* **Reading text**:

Now $\mathbf C$ always has a singular value decomposition (SVD): $\mathbf C=\mathbf U\mathbf \Sigma\mathbf V^\top$, where $\mathbf U$ and $\mathbf V$ are orthogonal, and $\mathbf \Sigma$ is diagonal. The Moore-Penrose inverse can be computed as

$$\mathbf C^+=\mathbf V\mathbf \Sigma^+\mathbf U^\top$$

where $\mathbf \Sigma^+$ is obtained by reciprocating only the nonzero diagonal entries (or, in inexact arithmetic, reciprocate the entries that are larger than $\varepsilon\sigma_1$, where $\sigma_1$ is the largest diagonal entry, and $\varepsilon$ is machine epsilon.) This coincides with the usual inverse if $\mathbf C$ is in fact invertible.

* **Material provided**:
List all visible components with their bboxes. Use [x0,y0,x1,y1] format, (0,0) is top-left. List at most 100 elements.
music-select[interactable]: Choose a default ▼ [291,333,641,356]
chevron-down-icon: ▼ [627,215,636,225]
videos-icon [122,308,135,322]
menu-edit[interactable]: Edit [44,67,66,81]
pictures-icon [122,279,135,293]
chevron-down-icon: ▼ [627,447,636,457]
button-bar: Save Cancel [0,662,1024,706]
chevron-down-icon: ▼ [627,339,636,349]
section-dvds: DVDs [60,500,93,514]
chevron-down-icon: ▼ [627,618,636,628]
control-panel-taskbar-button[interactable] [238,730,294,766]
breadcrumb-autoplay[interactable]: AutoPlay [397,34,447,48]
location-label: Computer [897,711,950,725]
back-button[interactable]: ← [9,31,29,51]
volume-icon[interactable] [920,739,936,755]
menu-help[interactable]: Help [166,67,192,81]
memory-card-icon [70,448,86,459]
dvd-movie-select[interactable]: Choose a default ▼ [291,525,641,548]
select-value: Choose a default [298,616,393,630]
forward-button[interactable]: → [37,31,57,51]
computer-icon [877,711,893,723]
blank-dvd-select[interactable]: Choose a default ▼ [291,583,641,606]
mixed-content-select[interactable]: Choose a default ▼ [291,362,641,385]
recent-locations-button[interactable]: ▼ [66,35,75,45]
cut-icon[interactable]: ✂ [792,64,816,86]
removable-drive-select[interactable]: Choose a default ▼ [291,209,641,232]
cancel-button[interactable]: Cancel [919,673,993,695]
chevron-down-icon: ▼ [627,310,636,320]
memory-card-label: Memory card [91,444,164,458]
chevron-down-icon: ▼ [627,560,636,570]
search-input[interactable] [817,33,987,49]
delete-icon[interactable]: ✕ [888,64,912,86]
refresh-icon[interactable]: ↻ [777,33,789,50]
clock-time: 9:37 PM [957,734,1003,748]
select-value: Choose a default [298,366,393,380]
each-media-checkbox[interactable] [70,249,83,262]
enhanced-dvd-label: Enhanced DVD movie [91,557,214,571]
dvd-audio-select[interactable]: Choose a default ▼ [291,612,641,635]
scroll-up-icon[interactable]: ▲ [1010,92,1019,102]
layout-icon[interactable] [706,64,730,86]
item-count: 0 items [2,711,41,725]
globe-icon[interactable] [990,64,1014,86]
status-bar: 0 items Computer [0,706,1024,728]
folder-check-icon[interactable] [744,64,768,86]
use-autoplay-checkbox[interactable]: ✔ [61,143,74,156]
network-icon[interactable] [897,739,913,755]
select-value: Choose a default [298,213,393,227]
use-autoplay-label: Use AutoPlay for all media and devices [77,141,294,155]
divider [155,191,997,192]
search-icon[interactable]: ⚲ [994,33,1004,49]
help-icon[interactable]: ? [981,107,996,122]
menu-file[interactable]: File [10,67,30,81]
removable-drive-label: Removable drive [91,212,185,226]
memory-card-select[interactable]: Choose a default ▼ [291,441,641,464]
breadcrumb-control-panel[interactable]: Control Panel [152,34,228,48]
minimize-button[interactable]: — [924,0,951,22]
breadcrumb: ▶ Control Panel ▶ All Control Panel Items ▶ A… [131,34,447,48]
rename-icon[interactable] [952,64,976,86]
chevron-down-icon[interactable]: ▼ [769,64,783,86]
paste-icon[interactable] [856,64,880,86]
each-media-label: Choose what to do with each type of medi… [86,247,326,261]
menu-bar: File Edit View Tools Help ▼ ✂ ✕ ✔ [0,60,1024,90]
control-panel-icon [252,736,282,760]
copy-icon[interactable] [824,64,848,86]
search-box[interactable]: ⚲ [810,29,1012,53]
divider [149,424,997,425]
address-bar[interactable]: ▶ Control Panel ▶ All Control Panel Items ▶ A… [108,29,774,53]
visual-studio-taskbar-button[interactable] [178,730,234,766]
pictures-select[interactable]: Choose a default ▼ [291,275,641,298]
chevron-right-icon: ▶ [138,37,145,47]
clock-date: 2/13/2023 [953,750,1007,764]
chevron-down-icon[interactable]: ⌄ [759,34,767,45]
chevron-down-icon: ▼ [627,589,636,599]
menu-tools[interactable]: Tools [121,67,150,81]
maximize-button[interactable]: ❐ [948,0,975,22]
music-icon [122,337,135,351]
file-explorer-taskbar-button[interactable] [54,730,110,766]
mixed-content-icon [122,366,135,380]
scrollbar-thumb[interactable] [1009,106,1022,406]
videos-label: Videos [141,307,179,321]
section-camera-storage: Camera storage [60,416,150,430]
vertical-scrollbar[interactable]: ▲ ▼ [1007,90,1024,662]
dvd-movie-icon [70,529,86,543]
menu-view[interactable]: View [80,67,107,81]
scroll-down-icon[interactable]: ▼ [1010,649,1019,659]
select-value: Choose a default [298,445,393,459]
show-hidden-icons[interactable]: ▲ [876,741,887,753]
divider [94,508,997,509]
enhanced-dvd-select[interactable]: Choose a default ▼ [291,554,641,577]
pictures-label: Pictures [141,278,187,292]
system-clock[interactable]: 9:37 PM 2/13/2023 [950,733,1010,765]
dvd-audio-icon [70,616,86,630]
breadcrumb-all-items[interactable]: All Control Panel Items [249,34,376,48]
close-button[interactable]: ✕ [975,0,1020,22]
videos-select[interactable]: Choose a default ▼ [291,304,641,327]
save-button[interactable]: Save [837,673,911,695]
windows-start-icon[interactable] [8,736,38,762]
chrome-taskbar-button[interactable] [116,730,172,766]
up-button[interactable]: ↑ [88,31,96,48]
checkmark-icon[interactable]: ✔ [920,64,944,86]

* **Exercises**:
(a) Write out the stretch of the pseudoinverse text from "where $\mathbf \Sigma^+$" through "in fact invertible.".
(b) What property of the matrices U and V does the pseudoinverse text state?
The lines were taken from a different source than the text.

* **Responses to the tasks**:
(a)
where $\mathbf \Sigma^+$ is obtained by reciprocating only the nonzero diagonal entries (or, in inexact arithmetic, reciprocate the entries that are larger than $\varepsilon\sigma_1$, where $\sigma_1$ is the largest diagonal entry, and $\varepsilon$ is machine epsilon.) This coincides with the usual inverse if $\mathbf C$ is in fact invertible.

(b) They are orthogonal.